WHAT YOU SHOULD DO
Copy out the data below verbatim.

DATA FOR PROCESSING

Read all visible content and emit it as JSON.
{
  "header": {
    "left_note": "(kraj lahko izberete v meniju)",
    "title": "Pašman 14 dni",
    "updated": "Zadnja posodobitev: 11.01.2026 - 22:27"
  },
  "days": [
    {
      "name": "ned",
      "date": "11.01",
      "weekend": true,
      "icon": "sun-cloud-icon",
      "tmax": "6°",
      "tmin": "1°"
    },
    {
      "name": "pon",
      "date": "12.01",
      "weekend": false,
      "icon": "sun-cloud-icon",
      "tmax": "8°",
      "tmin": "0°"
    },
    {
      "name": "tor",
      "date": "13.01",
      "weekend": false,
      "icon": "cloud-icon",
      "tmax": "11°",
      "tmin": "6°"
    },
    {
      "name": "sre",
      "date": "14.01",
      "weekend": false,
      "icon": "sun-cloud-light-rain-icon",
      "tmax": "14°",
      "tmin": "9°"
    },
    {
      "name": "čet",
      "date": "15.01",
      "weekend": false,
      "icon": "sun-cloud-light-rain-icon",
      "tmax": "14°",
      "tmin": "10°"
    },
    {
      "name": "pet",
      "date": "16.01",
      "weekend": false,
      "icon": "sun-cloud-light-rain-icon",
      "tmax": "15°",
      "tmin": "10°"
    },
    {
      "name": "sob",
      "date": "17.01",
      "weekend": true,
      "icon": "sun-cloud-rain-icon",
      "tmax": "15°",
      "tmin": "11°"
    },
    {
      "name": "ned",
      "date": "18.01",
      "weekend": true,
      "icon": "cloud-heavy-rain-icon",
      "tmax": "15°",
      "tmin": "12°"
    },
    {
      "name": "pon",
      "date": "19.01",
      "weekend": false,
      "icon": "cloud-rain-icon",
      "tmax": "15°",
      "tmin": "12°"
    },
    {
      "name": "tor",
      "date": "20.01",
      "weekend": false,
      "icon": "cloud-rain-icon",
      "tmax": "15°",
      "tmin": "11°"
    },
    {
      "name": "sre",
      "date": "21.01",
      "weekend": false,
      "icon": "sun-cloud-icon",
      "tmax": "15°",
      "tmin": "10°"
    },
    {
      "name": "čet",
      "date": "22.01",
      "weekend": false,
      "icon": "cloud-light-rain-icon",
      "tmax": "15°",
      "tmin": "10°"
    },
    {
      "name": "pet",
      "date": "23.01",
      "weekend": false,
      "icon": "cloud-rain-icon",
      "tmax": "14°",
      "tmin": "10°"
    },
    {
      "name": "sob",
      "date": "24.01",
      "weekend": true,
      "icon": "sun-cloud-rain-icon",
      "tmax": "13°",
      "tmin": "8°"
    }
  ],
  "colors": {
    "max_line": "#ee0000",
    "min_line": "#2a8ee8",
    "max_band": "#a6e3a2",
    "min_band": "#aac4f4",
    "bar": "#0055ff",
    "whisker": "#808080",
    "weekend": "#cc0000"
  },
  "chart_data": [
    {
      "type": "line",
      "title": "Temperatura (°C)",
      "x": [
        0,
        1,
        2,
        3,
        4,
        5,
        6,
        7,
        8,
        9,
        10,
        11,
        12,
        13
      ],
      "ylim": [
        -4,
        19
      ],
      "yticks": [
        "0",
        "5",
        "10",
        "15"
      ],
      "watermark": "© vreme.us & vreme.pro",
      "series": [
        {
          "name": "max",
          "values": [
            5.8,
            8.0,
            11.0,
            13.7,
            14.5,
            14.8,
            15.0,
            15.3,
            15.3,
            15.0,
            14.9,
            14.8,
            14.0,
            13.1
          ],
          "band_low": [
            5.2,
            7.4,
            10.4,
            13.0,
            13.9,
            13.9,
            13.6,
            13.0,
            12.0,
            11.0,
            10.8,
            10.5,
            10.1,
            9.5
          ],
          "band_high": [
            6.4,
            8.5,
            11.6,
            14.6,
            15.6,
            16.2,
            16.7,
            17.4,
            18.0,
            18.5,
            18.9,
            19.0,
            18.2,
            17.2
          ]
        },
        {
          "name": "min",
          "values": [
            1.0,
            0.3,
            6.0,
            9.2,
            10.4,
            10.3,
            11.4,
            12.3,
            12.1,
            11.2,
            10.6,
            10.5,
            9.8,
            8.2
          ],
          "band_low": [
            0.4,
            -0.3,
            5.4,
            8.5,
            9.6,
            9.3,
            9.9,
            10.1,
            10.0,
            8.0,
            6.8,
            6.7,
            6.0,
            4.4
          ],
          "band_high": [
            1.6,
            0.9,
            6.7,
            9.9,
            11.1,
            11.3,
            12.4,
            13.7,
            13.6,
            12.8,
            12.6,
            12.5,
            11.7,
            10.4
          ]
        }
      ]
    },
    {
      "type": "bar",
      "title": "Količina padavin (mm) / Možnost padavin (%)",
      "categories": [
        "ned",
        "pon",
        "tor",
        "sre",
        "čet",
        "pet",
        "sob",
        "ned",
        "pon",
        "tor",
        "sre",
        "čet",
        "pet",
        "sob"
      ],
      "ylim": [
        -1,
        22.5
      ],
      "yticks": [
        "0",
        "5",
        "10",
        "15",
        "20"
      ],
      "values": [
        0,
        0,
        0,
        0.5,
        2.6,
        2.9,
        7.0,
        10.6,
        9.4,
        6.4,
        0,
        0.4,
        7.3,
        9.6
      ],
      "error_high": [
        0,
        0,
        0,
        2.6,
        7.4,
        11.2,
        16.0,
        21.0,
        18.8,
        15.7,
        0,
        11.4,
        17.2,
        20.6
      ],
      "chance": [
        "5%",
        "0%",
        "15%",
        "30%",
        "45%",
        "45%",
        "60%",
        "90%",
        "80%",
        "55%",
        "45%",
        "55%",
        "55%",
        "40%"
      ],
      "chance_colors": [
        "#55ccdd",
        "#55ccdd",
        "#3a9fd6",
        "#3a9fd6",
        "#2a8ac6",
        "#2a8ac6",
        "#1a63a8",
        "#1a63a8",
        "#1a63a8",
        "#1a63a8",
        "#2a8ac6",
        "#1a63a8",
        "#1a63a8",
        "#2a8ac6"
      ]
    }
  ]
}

RESPONSE FOR THIS EXERCISE
Read all visible content and emit it as JSON.
{
  "header": {
    "left_note": "(kraj lahko izberete v meniju)",
    "title": "Pašman 14 dni",
    "updated": "Zadnja posodobitev: 11.01.2026 - 22:27"
  },
  "days": [
    {
      "name": "ned",
      "date": "11.01",
      "weekend": true,
      "icon": "sun-cloud-icon",
      "tmax": "6°",
      "tmin": "1°"
    },
    {
      "name": "pon",
      "date": "12.01",
      "weekend": false,
      "icon": "sun-cloud-icon",
      "tmax": "8°",
      "tmin": "0°"
    },
    {
      "name": "tor",
      "date": "13.01",
      "weekend": false,
      "icon": "cloud-icon",
      "tmax": "11°",
      "tmin": "6°"
    },
    {
      "name": "sre",
      "date": "14.01",
      "weekend": false,
      "icon": "sun-cloud-light-rain-icon",
      "tmax": "14°",
      "tmin": "9°"
    },
    {
      "name": "čet",
      "date": "15.01",
      "weekend": false,
      "icon": "sun-cloud-light-rain-icon",
      "tmax": "14°",
      "tmin": "10°"
    },
    {
      "name": "pet",
      "date": "16.01",
      "weekend": false,
      "icon": "sun-cloud-light-rain-icon",
      "tmax": "15°",
      "tmin": "10°"
    },
    {
      "name": "sob",
      "date": "17.01",
      "weekend": true,
      "icon": "sun-cloud-rain-icon",
      "tmax": "15°",
      "tmin": "11°"
    },
    {
      "name": "ned",
      "date": "18.01",
      "weekend": true,
      "icon": "cloud-heavy-rain-icon",
      "tmax": "15°",
      "tmin": "12°"
    },
    {
      "name": "pon",
      "date": "19.01",
      "weekend": false,
      "icon": "cloud-rain-icon",
      "tmax": "15°",
      "tmin": "12°"
    },
    {
      "name": "tor",
      "date": "20.01",
      "weekend": false,
      "icon": "cloud-rain-icon",
      "tmax": "15°",
      "tmin": "11°"
    },
    {
      "name": "sre",
      "date": "21.01",
      "weekend": false,
      "icon": "sun-cloud-icon",
      "tmax": "15°",
      "tmin": "10°"
    },
    {
      "name": "čet",
      "date": "22.01",
      "weekend": false,
      "icon": "cloud-light-rain-icon",
      "tmax": "15°",
      "tmin": "10°"
    },
    {
      "name": "pet",
      "date": "23.01",
      "weekend": false,
      "icon": "cloud-rain-icon",
      "tmax": "14°",
      "tmin": "10°"
    },
    {
      "name": "sob",
      "date": "24.01",
      "weekend": true,
      "icon": "sun-cloud-rain-icon",
      "tmax": "13°",
      "tmin": "8°"
    }
  ],
  "colors": {
    "max_line": "#ee0000",
    "min_line": "#2a8ee8",
    "max_band": "#a6e3a2",
    "min_band": "#aac4f4",
    "bar": "#0055ff",
    "whisker": "#808080",
    "weekend": "#cc0000"
  },
  "chart_data": [
    {
      "type": "line",
      "title": "Temperatura (°C)",
      "x": [
        0,
        1,
        2,
        3,
        4,
        5,
        6,
        7,
        8,
        9,
        10,
        11,
        12,
        13
      ],
      "ylim": [
        -4,
        19
      ],
      "yticks": [
        "0",
        "5",
        "10",
        "15"
      ],
      "watermark": "© vreme.us & vreme.pro",
      "series": [
        {
          "name": "max",
          "values": [
            5.8,
            8.0,
            11.0,
            13.7,
            14.5,
            14.8,
            15.0,
            15.3,
            15.3,
            15.0,
            14.9,
            14.8,
            14.0,
            13.1
          ],
          "band_low": [
            5.2,
            7.4,
            10.4,
            13.0,
            13.9,
            13.9,
            13.6,
            13.0,
            12.0,
            11.0,
            10.8,
            10.5,
            10.1,
            9.5
          ],
          "band_high": [
            6.4,
            8.5,
            11.6,
            14.6,
            15.6,
            16.2,
            16.7,
            17.4,
            18.0,
            18.5,
            18.9,
            19.0,
            18.2,
            17.2
          ]
        },
        {
          "name": "min",
          "values": [
            1.0,
            0.3,
            6.0,
            9.2,
            10.4,
            10.3,
            11.4,
            12.3,
            12.1,
            11.2,
            10.6,
            10.5,
            9.8,
            8.2
          ],
          "band_low": [
            0.4,
            -0.3,
            5.4,
            8.5,
            9.6,
            9.3,
            9.9,
            10.1,
            10.0,
            8.0,
            6.8,
            6.7,
            6.0,
            4.4
          ],
          "band_high": [
            1.6,
            0.9,
            6.7,
            9.9,
            11.1,
            11.3,
            12.4,
            13.7,
            13.6,
            12.8,
            12.6,
            12.5,
            11.7,
            10.4
          ]
        }
      ]
    },
    {
      "type": "bar",
      "title": "Količina padavin (mm) / Možnost padavin (%)",
      "categories": [
        "ned",
        "pon",
        "tor",
        "sre",
        "čet",
        "pet",
        "sob",
        "ned",
        "pon",
        "tor",
        "sre",
        "čet",
        "pet",
        "sob"
      ],
      "ylim": [
        -1,
        22.5
      ],
      "yticks": [
        "0",
        "5",
        "10",
        "15",
        "20"
      ],
      "values": [
        0,
        0,
        0,
        0.5,
        2.6,
        2.9,
        7.0,
        10.6,
        9.4,
        6.4,
        0,
        0.4,
        7.3,
        9.6
      ],
      "error_high": [
        0,
        0,
        0,
        2.6,
        7.4,
        11.2,
        16.0,
        21.0,
        18.8,
        15.7,
        0,
        11.4,
        17.2,
        20.6
      ],
      "chance": [
        "5%",
        "0%",
        "15%",
        "30%",
        "45%",
        "45%",
        "60%",
        "90%",
        "80%",
        "55%",
        "45%",
        "55%",
        "55%",
        "40%"
      ],
      "chance_colors": [
        "#55ccdd",
        "#55ccdd",
        "#3a9fd6",
        "#3a9fd6",
        "#2a8ac6",
        "#2a8ac6",
        "#1a63a8",
        "#1a63a8",
        "#1a63a8",
        "#1a63a8",
        "#2a8ac6",
        "#1a63a8",
        "#1a63a8",
        "#2a8ac6"
      ]
    }
  ]
}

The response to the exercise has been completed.